== Given records ==

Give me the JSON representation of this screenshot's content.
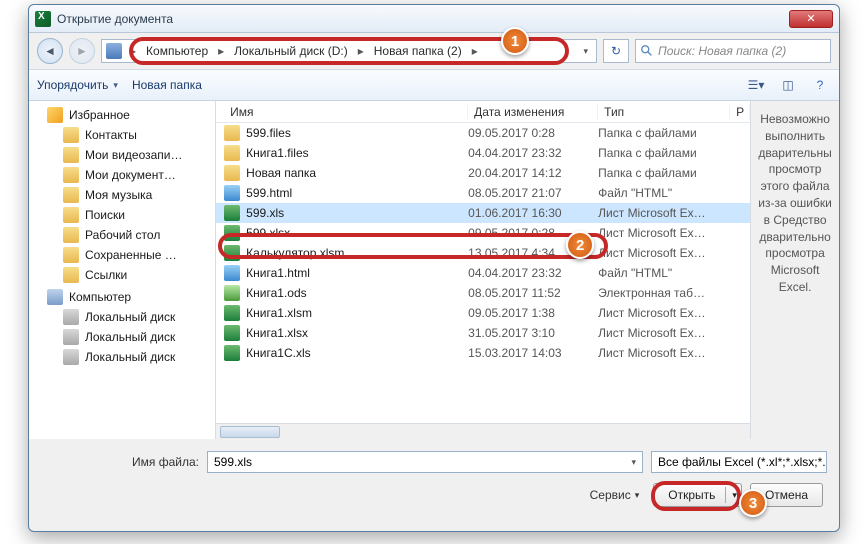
{
  "title": "Открытие документа",
  "breadcrumb": [
    "Компьютер",
    "Локальный диск (D:)",
    "Новая папка (2)"
  ],
  "search_placeholder": "Поиск: Новая папка (2)",
  "toolbar": {
    "organize": "Упорядочить",
    "newfolder": "Новая папка"
  },
  "sidebar": {
    "favorites": "Избранное",
    "items1": [
      "Контакты",
      "Мои видеозапи…",
      "Мои документ…",
      "Моя музыка",
      "Поиски",
      "Рабочий стол",
      "Сохраненные …",
      "Ссылки"
    ],
    "computer": "Компьютер",
    "drives": [
      "Локальный диск",
      "Локальный диск",
      "Локальный диск"
    ]
  },
  "columns": {
    "name": "Имя",
    "date": "Дата изменения",
    "type": "Тип",
    "r": "Р"
  },
  "files": [
    {
      "icon": "folder",
      "name": "599.files",
      "date": "09.05.2017 0:28",
      "type": "Папка с файлами"
    },
    {
      "icon": "folder",
      "name": "Книга1.files",
      "date": "04.04.2017 23:32",
      "type": "Папка с файлами"
    },
    {
      "icon": "folder",
      "name": "Новая папка",
      "date": "20.04.2017 14:12",
      "type": "Папка с файлами"
    },
    {
      "icon": "html",
      "name": "599.html",
      "date": "08.05.2017 21:07",
      "type": "Файл \"HTML\""
    },
    {
      "icon": "xls",
      "name": "599.xls",
      "date": "01.06.2017 16:30",
      "type": "Лист Microsoft Ex…",
      "selected": true
    },
    {
      "icon": "xls",
      "name": "599.xlsx",
      "date": "09.05.2017 0:28",
      "type": "Лист Microsoft Ex…"
    },
    {
      "icon": "xls",
      "name": "Калькулятор.xlsm",
      "date": "13.05.2017 4:34",
      "type": "Лист Microsoft Ex…"
    },
    {
      "icon": "html",
      "name": "Книга1.html",
      "date": "04.04.2017 23:32",
      "type": "Файл \"HTML\""
    },
    {
      "icon": "ods",
      "name": "Книга1.ods",
      "date": "08.05.2017 11:52",
      "type": "Электронная таб…"
    },
    {
      "icon": "xls",
      "name": "Книга1.xlsm",
      "date": "09.05.2017 1:38",
      "type": "Лист Microsoft Ex…"
    },
    {
      "icon": "xls",
      "name": "Книга1.xlsx",
      "date": "31.05.2017 3:10",
      "type": "Лист Microsoft Ex…"
    },
    {
      "icon": "xls",
      "name": "Книга1C.xls",
      "date": "15.03.2017 14:03",
      "type": "Лист Microsoft Ex…"
    }
  ],
  "preview": "Невозможно выполнить дварительны просмотр этого файла из-за ошибки в Средство дварительно просмотра Microsoft Excel.",
  "filename_label": "Имя файла:",
  "filename_value": "599.xls",
  "filter": "Все файлы Excel (*.xl*;*.xlsx;*.xl",
  "service": "Сервис",
  "open": "Открыть",
  "cancel": "Отмена",
  "badges": {
    "b1": "1",
    "b2": "2",
    "b3": "3"
  }
}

===

Return, from the data, each line that has the word "Excel" in it.

Result for this exercise:
  "preview": "Невозможно выполнить дварительны просмотр этого файла из-за ошибки в Средство дварительно просмотра Microsoft Excel.",
  "filter": "Все файлы Excel (*.xl*;*.xlsx;*.xl",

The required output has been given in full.